<<<<

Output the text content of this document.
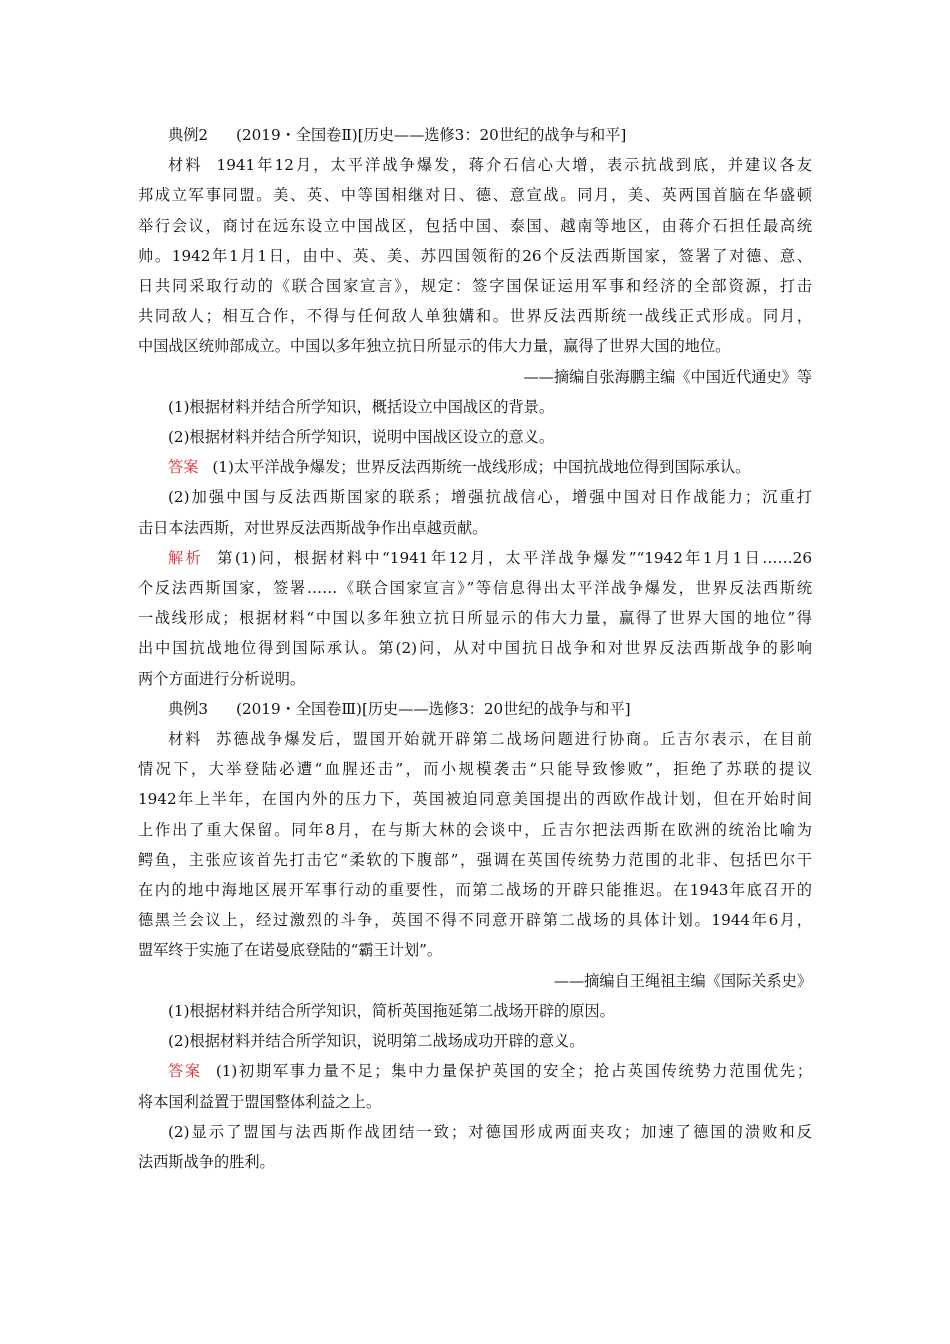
典例2 (2019・全国卷Ⅱ)[历史——选修3：20世纪的战争与和平]
材料 1941年12月，太平洋战争爆发，蒋介石信心大增，表示抗战到底，并建议各友
邦成立军事同盟。美、英、中等国相继对日、德、意宣战。同月，美、英两国首脑在华盛顿
举行会议，商讨在远东设立中国战区，包括中国、泰国、越南等地区，由蒋介石担任最高统
帅。1942年1月1日，由中、英、美、苏四国领衔的26个反法西斯国家，签署了对德、意、
日共同采取行动的《联合国家宣言》，规定：签字国保证运用军事和经济的全部资源，打击
共同敌人；相互合作，不得与任何敌人单独媾和。世界反法西斯统一战线正式形成。同月，
中国战区统帅部成立。中国以多年独立抗日所显示的伟大力量，赢得了世界大国的地位。
——摘编自张海鹏主编《中国近代通史》等
(1)根据材料并结合所学知识，概括设立中国战区的背景。
(2)根据材料并结合所学知识，说明中国战区设立的意义。
答案 (1)太平洋战争爆发；世界反法西斯统一战线形成；中国抗战地位得到国际承认。
(2)加强中国与反法西斯国家的联系；增强抗战信心，增强中国对日作战能力；沉重打
击日本法西斯，对世界反法西斯战争作出卓越贡献。
解析 第(1)问，根据材料中“1941年12月，太平洋战争爆发”“1942年1月1日……26
个反法西斯国家，签署……《联合国家宣言》”等信息得出太平洋战争爆发，世界反法西斯统
一战线形成；根据材料“中国以多年独立抗日所显示的伟大力量，赢得了世界大国的地位”得
出中国抗战地位得到国际承认。第(2)问，从对中国抗日战争和对世界反法西斯战争的影响
两个方面进行分析说明。
典例3 (2019・全国卷Ⅲ)[历史——选修3：20世纪的战争与和平]
材料 苏德战争爆发后，盟国开始就开辟第二战场问题进行协商。丘吉尔表示，在目前
情况下，大举登陆必遭“血腥还击”，而小规模袭击“只能导致惨败”，拒绝了苏联的提议
1942年上半年，在国内外的压力下，英国被迫同意美国提出的西欧作战计划，但在开始时间
上作出了重大保留。同年8月，在与斯大林的会谈中，丘吉尔把法西斯在欧洲的统治比喻为
鳄鱼，主张应该首先打击它“柔软的下腹部”，强调在英国传统势力范围的北非、包括巴尔干
在内的地中海地区展开军事行动的重要性，而第二战场的开辟只能推迟。在1943年底召开的
德黑兰会议上，经过激烈的斗争，英国不得不同意开辟第二战场的具体计划。1944年6月，
盟军终于实施了在诺曼底登陆的“霸王计划”。
——摘编自王绳祖主编《国际关系史》
(1)根据材料并结合所学知识，简析英国拖延第二战场开辟的原因。
(2)根据材料并结合所学知识，说明第二战场成功开辟的意义。
答案 (1)初期军事力量不足；集中力量保护英国的安全；抢占英国传统势力范围优先；
将本国利益置于盟国整体利益之上。
(2)显示了盟国与法西斯作战团结一致；对德国形成两面夹攻；加速了德国的溃败和反
法西斯战争的胜利。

>>>>

- _PROMPT_: Search the data for "赢得了世界大国的地位" and list every line in which it occurs.

- _EXERCISE OUTPUT_:
中国战区统帅部成立。中国以多年独立抗日所显示的伟大力量，赢得了世界大国的地位。
一战线形成；根据材料“中国以多年独立抗日所显示的伟大力量，赢得了世界大国的地位”得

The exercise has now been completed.